**INSTRUCTIONS FOR THE TASK**
Reproduce the line that contains "What data was" and every line after it through the end of the records, exactly, with nothing added.

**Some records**
##############################

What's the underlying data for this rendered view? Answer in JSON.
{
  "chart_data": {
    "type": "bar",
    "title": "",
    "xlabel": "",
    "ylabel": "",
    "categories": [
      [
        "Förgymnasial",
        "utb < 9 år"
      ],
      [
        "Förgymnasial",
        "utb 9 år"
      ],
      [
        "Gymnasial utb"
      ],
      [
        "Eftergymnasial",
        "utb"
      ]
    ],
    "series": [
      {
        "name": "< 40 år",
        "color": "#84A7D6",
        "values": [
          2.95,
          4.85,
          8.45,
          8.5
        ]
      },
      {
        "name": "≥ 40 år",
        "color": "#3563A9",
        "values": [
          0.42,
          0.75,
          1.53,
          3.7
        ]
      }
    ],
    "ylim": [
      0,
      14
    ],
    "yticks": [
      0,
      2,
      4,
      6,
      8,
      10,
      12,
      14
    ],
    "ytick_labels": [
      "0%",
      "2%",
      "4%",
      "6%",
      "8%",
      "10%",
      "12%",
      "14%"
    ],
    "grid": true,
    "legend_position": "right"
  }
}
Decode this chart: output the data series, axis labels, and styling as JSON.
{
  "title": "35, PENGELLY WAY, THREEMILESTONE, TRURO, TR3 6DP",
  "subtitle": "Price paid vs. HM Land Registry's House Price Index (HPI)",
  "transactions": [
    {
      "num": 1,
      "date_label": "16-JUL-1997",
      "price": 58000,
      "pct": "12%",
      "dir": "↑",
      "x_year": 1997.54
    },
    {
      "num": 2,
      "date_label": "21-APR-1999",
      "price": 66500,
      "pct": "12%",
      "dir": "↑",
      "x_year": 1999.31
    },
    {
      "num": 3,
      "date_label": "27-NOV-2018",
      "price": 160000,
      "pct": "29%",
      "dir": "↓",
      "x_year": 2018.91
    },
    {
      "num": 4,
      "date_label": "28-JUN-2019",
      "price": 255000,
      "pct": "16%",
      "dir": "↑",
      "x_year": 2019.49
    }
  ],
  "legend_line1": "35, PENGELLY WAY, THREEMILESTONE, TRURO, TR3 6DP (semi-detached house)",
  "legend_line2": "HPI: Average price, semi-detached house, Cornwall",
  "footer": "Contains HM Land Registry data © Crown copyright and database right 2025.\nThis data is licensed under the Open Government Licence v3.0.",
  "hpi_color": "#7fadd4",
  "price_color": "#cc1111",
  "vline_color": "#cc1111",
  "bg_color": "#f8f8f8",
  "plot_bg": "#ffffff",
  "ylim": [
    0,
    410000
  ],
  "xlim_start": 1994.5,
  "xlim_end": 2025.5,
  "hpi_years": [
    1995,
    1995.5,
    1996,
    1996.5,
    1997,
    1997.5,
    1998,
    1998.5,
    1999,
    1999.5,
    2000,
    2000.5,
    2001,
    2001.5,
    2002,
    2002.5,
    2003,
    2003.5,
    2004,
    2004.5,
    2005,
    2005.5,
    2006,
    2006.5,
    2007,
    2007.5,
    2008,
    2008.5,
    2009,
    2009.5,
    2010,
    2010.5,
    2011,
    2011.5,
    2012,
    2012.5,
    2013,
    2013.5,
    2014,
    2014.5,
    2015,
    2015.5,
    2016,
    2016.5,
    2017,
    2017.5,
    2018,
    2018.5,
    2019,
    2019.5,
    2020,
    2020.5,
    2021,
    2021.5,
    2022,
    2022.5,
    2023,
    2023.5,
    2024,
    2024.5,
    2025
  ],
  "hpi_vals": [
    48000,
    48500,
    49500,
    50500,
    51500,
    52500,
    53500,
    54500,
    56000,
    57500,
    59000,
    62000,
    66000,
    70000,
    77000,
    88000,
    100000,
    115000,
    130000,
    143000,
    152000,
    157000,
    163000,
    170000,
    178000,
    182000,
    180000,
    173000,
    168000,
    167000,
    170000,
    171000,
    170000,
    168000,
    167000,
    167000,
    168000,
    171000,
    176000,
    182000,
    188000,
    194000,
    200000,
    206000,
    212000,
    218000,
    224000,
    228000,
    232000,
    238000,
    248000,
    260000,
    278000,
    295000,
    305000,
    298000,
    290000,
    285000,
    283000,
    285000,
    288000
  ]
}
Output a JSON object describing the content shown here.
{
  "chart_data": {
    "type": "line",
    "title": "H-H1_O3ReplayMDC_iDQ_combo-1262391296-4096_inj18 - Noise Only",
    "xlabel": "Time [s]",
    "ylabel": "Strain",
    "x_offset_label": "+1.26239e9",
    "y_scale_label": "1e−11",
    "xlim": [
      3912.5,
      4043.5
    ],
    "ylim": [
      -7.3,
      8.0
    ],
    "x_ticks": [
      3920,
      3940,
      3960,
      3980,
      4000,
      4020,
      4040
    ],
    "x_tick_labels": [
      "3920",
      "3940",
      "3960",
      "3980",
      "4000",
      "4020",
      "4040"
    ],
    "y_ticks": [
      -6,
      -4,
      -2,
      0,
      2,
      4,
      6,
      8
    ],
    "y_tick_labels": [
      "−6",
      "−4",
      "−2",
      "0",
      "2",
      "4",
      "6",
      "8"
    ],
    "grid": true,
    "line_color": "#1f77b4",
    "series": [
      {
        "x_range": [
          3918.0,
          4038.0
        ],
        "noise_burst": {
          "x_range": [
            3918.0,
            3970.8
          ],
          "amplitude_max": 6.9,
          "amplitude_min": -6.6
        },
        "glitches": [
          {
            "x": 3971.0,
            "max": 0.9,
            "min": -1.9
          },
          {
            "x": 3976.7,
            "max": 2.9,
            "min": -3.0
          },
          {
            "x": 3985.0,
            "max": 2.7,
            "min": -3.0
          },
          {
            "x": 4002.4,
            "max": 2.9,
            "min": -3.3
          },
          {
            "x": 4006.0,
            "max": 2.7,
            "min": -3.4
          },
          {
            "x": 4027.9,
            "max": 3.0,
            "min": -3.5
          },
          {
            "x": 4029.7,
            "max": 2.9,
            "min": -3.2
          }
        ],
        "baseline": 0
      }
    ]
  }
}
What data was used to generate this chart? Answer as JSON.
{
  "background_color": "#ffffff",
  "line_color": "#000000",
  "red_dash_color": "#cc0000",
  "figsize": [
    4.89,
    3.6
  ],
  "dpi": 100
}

##############################

**EXPECTED OUTPUT**
What data was used to generate this chart? Answer as JSON.
{
  "background_color": "#ffffff",
  "line_color": "#000000",
  "red_dash_color": "#cc0000",
  "figsize": [
    4.89,
    3.6
  ],
  "dpi": 100
}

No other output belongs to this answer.